Start

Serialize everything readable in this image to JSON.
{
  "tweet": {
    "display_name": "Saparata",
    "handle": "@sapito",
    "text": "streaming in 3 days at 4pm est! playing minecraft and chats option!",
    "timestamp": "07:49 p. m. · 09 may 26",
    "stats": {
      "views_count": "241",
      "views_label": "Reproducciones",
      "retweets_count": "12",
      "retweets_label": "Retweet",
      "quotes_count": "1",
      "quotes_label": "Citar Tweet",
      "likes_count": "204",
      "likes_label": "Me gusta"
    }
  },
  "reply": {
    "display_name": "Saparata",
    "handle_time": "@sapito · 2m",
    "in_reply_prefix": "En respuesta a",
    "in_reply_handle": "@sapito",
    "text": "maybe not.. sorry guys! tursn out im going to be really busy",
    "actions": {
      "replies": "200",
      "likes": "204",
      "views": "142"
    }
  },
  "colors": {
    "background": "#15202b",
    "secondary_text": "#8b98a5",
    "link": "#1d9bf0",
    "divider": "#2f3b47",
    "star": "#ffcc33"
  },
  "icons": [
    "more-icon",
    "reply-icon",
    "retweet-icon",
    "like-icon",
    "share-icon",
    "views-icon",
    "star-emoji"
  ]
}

End
Start

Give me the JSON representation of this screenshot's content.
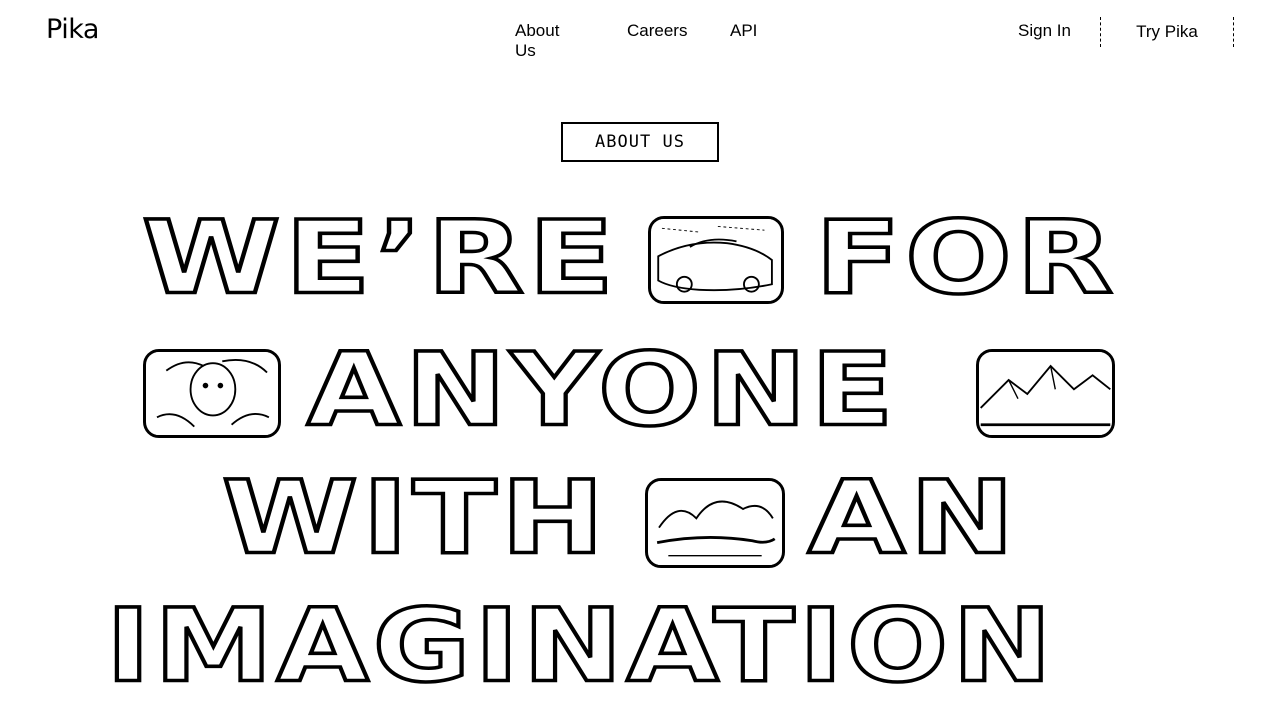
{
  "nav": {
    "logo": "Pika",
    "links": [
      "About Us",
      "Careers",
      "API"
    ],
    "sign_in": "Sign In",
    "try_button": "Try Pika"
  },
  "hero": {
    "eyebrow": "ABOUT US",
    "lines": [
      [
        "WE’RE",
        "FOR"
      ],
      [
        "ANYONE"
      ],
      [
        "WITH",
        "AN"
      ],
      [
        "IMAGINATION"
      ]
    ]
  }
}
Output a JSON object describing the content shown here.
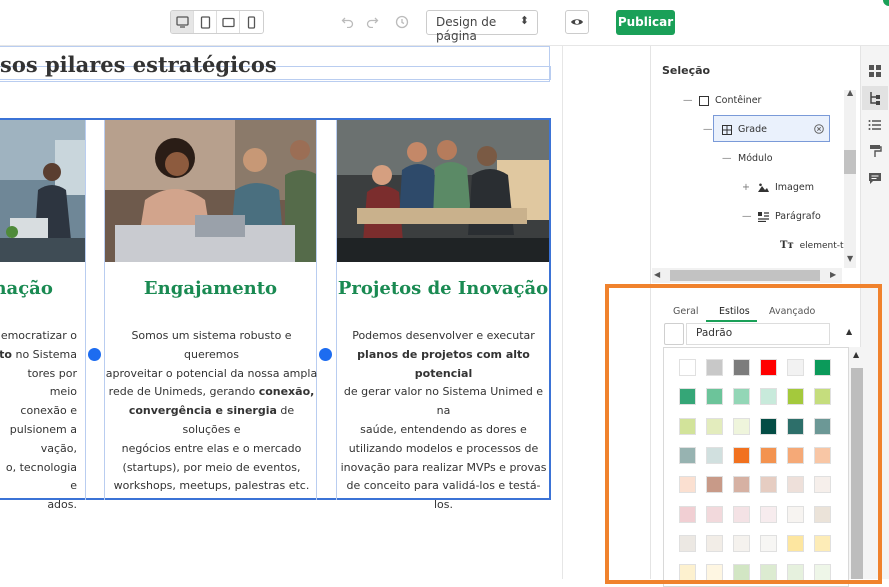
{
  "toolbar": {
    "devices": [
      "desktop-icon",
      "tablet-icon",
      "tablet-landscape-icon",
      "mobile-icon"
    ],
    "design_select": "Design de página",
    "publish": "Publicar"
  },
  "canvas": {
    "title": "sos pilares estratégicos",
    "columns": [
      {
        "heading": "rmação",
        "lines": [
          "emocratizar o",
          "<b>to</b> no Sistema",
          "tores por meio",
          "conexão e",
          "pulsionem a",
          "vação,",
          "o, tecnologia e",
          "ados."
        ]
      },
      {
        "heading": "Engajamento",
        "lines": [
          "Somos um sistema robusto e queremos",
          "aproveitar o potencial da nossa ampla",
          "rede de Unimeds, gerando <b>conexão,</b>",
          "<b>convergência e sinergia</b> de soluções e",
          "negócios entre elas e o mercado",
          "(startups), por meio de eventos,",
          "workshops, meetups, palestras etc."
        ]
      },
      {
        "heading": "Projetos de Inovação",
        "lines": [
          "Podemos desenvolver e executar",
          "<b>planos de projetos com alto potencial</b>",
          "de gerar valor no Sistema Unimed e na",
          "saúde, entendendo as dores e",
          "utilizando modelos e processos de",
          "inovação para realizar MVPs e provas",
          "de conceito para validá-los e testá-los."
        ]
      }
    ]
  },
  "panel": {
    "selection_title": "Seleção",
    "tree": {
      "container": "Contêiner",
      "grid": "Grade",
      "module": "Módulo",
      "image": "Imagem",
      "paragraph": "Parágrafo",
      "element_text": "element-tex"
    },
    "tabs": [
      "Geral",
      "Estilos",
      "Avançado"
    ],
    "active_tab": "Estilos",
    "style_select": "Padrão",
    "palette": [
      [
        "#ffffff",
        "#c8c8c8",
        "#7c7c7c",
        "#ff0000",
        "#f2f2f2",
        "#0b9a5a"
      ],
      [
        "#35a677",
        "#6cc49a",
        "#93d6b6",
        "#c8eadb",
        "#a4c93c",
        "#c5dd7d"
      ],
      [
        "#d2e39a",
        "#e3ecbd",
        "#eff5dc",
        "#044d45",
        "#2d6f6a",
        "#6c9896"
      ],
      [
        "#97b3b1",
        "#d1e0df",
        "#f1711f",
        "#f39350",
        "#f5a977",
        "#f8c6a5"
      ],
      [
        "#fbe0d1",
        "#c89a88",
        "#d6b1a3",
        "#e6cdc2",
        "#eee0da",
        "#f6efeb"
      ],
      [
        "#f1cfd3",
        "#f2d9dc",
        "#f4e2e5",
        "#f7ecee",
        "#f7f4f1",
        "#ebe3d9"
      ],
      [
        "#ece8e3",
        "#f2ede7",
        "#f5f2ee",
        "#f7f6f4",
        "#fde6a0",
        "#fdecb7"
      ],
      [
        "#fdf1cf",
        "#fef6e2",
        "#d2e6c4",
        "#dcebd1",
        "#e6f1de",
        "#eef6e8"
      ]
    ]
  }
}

End

:: WHAT YOU HAVE TO DO ::
Which lines hold the word "conexão"? Copy all of them.

:: CORRECT ANSWER ::
          "conexão e",
          "rede de Unimeds, gerando <b>conexão,</b>",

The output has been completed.